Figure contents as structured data
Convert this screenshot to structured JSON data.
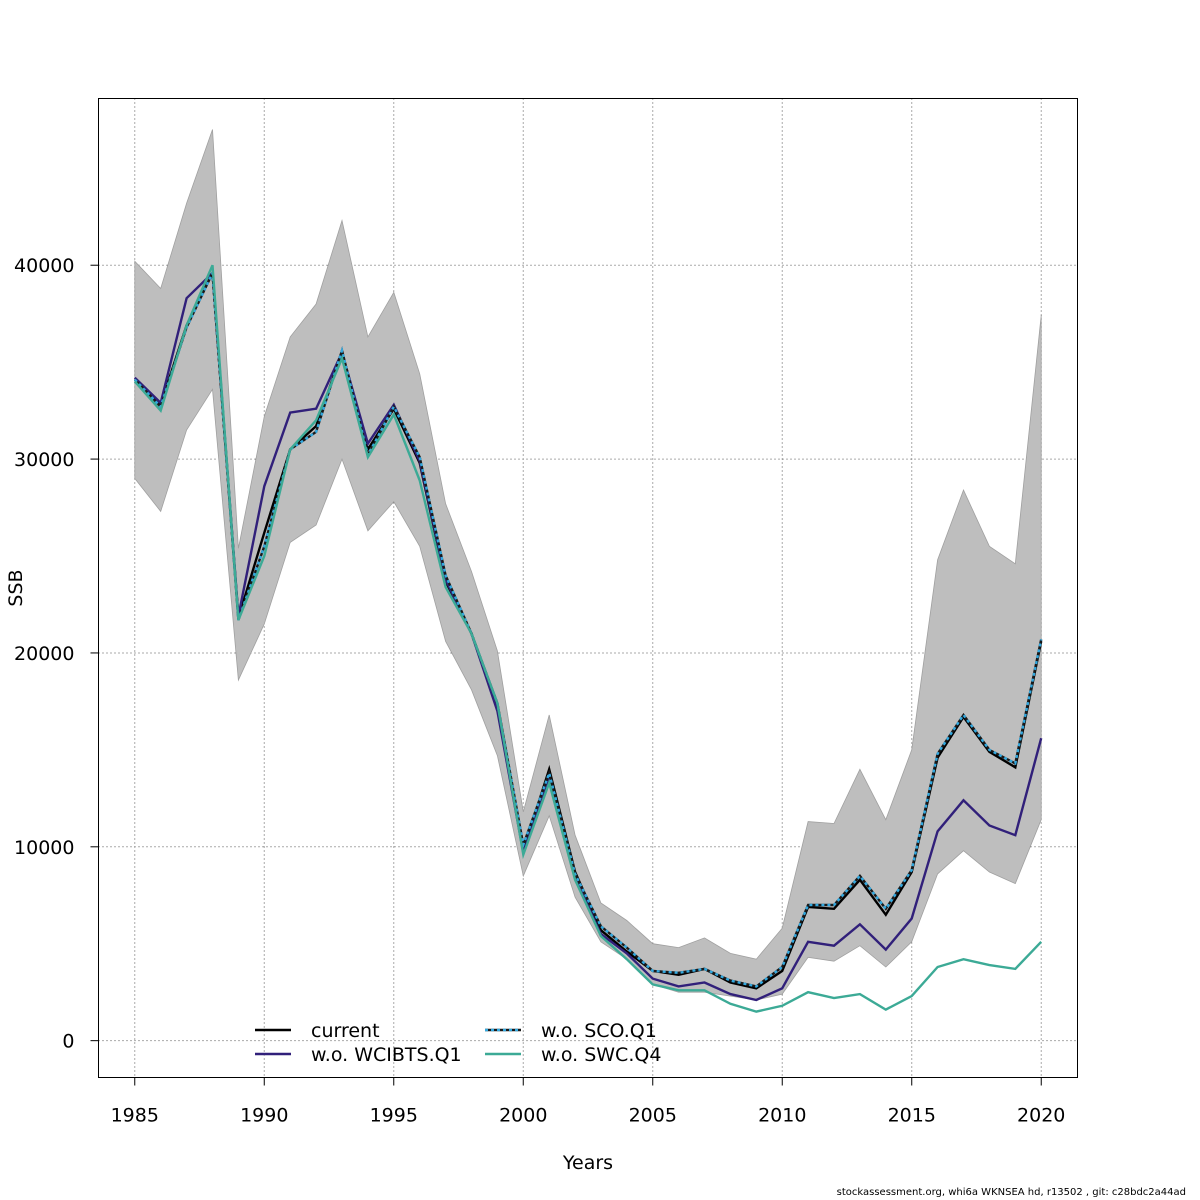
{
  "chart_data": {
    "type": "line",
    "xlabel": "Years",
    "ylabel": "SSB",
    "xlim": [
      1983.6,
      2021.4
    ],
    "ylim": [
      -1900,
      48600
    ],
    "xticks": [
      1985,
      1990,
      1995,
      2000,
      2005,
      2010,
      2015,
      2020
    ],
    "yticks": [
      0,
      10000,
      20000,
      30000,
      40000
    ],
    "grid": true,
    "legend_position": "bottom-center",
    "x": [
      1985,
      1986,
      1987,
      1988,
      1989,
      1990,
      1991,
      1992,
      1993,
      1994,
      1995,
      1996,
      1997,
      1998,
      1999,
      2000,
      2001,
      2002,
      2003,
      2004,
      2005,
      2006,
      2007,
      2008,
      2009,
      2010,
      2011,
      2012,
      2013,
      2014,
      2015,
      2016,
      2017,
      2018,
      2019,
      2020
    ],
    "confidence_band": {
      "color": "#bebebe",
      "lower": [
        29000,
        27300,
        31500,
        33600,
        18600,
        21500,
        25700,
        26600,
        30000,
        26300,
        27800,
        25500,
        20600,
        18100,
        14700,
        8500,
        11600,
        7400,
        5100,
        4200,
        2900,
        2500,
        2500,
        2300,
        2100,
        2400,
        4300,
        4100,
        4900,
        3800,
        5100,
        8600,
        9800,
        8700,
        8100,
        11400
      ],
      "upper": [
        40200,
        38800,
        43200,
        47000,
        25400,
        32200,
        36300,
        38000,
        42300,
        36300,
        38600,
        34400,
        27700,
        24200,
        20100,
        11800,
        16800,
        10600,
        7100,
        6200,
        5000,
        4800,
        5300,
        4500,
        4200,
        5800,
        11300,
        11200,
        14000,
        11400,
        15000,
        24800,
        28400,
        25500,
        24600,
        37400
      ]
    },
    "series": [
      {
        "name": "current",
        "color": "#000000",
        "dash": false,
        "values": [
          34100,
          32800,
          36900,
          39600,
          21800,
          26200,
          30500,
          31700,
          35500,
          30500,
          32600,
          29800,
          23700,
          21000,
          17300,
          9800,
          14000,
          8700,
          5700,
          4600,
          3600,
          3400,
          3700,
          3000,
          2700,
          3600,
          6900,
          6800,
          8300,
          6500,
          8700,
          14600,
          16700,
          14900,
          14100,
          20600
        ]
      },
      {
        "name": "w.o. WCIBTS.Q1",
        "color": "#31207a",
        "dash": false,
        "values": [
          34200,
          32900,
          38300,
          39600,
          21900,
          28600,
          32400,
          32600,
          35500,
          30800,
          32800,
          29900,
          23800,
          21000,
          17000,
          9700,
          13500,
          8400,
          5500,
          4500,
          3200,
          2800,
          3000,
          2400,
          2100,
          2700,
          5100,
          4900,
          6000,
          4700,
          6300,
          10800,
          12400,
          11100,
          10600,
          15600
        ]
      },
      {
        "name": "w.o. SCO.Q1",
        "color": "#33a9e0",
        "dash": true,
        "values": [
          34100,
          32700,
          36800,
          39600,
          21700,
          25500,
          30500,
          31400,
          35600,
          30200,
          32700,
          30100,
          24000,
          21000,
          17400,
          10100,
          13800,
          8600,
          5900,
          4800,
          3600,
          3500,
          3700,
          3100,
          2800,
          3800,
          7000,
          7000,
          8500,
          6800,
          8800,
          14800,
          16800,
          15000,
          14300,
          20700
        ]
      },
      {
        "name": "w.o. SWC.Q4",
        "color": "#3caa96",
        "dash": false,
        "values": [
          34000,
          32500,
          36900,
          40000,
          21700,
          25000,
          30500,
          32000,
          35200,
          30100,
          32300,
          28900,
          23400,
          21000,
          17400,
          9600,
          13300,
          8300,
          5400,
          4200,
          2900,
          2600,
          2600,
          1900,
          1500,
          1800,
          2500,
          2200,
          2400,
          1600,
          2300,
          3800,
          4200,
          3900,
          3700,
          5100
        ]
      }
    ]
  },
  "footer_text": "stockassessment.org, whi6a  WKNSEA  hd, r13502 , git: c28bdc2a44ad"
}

---

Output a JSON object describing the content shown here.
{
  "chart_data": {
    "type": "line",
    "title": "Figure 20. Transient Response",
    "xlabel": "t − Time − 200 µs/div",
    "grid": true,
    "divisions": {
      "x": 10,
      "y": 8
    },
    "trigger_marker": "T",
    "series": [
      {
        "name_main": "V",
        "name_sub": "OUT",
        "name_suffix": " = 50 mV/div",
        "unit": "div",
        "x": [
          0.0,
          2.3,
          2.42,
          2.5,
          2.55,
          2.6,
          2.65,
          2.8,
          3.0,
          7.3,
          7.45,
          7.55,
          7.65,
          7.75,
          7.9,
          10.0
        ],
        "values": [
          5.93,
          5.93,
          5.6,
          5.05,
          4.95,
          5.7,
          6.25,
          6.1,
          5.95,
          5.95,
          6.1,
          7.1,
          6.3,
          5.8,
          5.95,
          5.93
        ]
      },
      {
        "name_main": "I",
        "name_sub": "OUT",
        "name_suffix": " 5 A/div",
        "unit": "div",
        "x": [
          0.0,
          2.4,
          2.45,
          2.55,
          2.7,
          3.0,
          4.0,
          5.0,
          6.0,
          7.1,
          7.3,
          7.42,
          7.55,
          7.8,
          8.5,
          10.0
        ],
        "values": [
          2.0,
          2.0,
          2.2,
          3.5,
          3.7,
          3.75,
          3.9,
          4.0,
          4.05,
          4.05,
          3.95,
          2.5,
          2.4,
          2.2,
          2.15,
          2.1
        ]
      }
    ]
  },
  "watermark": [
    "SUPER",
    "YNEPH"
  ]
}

--

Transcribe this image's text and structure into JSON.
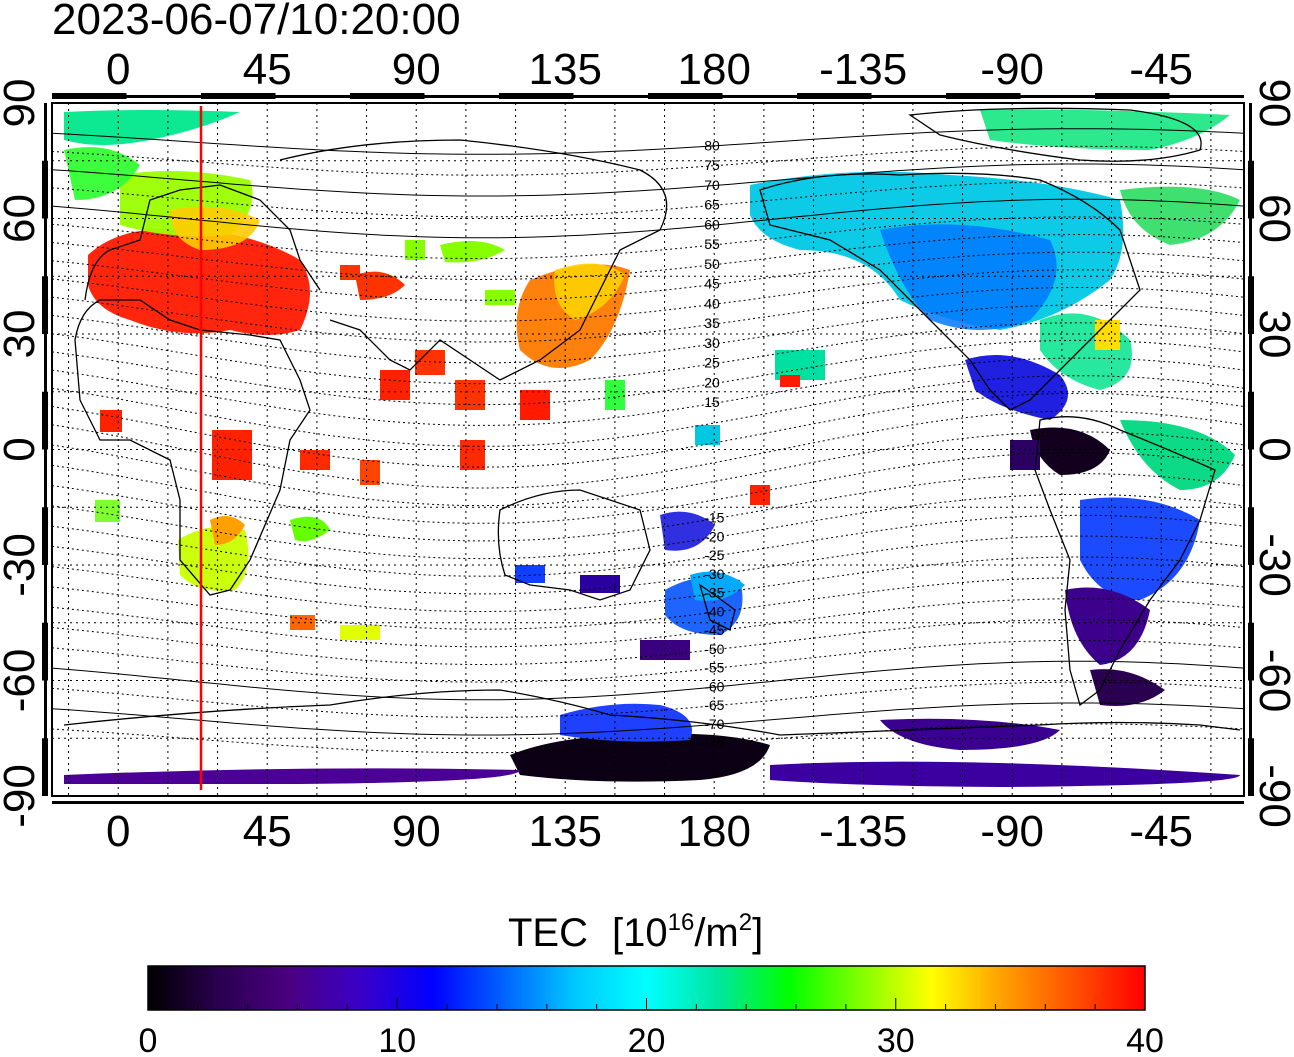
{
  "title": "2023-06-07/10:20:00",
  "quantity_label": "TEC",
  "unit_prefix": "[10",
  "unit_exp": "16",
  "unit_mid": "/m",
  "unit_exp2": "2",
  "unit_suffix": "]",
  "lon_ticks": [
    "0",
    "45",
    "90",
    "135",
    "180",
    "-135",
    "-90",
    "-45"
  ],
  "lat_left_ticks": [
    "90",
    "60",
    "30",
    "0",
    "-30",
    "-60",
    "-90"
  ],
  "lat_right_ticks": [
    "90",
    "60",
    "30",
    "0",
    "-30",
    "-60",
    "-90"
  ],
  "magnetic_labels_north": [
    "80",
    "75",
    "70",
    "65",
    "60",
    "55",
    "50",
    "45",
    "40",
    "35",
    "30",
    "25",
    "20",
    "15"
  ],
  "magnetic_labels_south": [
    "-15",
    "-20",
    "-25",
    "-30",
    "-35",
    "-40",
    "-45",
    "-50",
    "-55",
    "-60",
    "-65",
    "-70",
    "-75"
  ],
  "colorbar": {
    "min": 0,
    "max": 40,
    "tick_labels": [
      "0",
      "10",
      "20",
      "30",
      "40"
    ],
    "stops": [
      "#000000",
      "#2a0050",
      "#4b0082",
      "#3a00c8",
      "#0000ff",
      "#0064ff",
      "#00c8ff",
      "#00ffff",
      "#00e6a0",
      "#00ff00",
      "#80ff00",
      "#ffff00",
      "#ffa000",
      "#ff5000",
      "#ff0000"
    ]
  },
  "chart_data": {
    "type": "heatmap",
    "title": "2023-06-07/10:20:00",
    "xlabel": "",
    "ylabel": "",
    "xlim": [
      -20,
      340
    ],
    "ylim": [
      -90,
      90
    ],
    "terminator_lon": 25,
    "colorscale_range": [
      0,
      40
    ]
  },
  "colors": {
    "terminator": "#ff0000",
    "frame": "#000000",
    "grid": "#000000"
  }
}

■ **EXERCISE TASK**
Each line that contains the string "title" counts once; report how many such lines the entries have, giving only the number.

■ **FULL OUTPUT**
3